##### Records supplied

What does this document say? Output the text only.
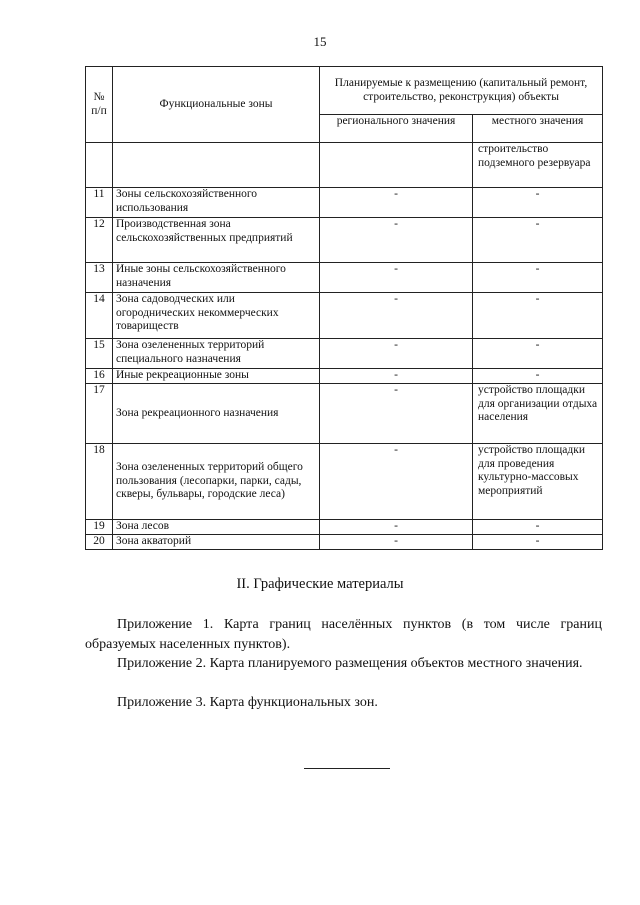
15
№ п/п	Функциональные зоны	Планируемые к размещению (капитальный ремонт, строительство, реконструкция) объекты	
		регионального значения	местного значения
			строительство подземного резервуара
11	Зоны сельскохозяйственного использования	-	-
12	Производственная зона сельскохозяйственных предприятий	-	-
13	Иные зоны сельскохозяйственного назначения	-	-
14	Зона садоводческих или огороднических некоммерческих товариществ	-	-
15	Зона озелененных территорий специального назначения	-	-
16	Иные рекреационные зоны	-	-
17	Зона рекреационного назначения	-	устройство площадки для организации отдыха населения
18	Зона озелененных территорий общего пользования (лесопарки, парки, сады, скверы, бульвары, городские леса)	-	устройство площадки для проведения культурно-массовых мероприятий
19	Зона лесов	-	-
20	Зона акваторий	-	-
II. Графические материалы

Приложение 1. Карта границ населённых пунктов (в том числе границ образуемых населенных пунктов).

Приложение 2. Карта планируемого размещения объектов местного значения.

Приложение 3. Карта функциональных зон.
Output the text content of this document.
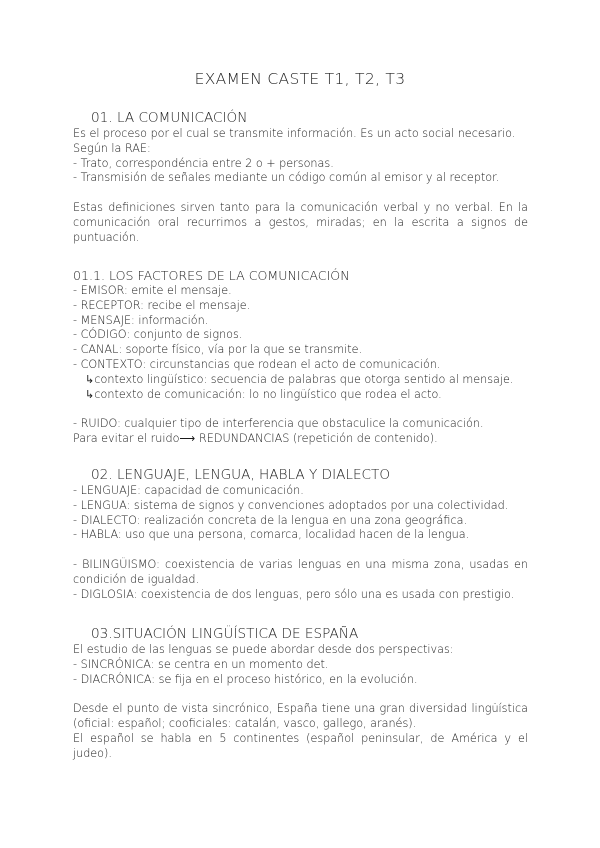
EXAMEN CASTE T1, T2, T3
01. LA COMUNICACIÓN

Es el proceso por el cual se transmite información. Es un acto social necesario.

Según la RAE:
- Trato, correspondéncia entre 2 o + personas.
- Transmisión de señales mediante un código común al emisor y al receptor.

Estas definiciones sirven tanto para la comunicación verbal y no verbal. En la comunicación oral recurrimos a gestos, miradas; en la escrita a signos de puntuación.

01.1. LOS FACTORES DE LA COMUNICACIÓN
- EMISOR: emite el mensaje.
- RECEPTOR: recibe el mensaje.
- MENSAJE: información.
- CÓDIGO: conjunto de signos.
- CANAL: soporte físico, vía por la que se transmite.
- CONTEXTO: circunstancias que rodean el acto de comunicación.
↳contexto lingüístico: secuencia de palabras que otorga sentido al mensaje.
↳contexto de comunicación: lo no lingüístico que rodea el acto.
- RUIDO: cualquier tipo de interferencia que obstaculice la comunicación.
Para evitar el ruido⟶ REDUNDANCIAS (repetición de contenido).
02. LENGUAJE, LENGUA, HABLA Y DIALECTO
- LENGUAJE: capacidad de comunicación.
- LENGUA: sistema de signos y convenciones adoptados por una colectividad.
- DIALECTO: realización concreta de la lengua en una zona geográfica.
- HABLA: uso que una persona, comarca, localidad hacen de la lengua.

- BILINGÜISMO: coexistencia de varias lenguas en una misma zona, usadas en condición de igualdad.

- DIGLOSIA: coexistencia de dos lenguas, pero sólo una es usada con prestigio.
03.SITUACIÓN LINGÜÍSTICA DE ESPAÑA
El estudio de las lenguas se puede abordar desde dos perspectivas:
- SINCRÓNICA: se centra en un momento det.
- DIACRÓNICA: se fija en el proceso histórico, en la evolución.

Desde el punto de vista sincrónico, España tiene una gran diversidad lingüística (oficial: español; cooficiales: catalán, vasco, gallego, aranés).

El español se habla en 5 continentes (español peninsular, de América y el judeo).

##########

■ **Written problem**
Check each line of the records for the word "Приложение" and extract those that contain it.

■ **Task answer**
Приложение 1. Карта границ населённых пунктов (в том числе границ образуемых населенных пунктов).
Приложение 2. Карта планируемого размещения объектов местного значения.
Приложение 3. Карта функциональных зон.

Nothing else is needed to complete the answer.